Description of the task
Begin with the line that contains "Give me the" and continue down through the line that contains "Extract the structured"; reproduce those lines exactly and only those.

Data for the task

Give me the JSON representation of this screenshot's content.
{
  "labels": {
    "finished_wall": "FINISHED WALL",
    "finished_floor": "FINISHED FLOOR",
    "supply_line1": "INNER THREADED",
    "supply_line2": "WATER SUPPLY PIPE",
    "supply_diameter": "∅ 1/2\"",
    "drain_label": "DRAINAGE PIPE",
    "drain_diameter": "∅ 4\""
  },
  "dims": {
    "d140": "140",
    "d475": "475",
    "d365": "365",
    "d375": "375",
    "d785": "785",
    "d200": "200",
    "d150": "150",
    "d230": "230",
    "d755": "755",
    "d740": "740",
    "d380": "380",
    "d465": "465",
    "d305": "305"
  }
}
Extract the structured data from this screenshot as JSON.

--

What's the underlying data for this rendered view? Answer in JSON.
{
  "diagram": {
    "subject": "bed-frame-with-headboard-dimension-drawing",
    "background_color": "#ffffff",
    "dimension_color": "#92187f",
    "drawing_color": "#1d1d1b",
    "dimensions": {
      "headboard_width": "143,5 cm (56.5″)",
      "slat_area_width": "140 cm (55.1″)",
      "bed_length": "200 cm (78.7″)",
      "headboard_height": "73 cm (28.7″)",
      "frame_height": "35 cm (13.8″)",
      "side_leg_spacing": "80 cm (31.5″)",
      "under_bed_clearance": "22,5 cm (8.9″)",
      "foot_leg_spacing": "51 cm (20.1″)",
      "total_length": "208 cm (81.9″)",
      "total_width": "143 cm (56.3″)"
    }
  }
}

Exercise response
Give me the JSON representation of this screenshot's content.
{
  "labels": {
    "finished_wall": "FINISHED WALL",
    "finished_floor": "FINISHED FLOOR",
    "supply_line1": "INNER THREADED",
    "supply_line2": "WATER SUPPLY PIPE",
    "supply_diameter": "∅ 1/2\"",
    "drain_label": "DRAINAGE PIPE",
    "drain_diameter": "∅ 4\""
  },
  "dims": {
    "d140": "140",
    "d475": "475",
    "d365": "365",
    "d375": "375",
    "d785": "785",
    "d200": "200",
    "d150": "150",
    "d230": "230",
    "d755": "755",
    "d740": "740",
    "d380": "380",
    "d465": "465",
    "d305": "305"
  }
}
Extract the structured data from this screenshot as JSON.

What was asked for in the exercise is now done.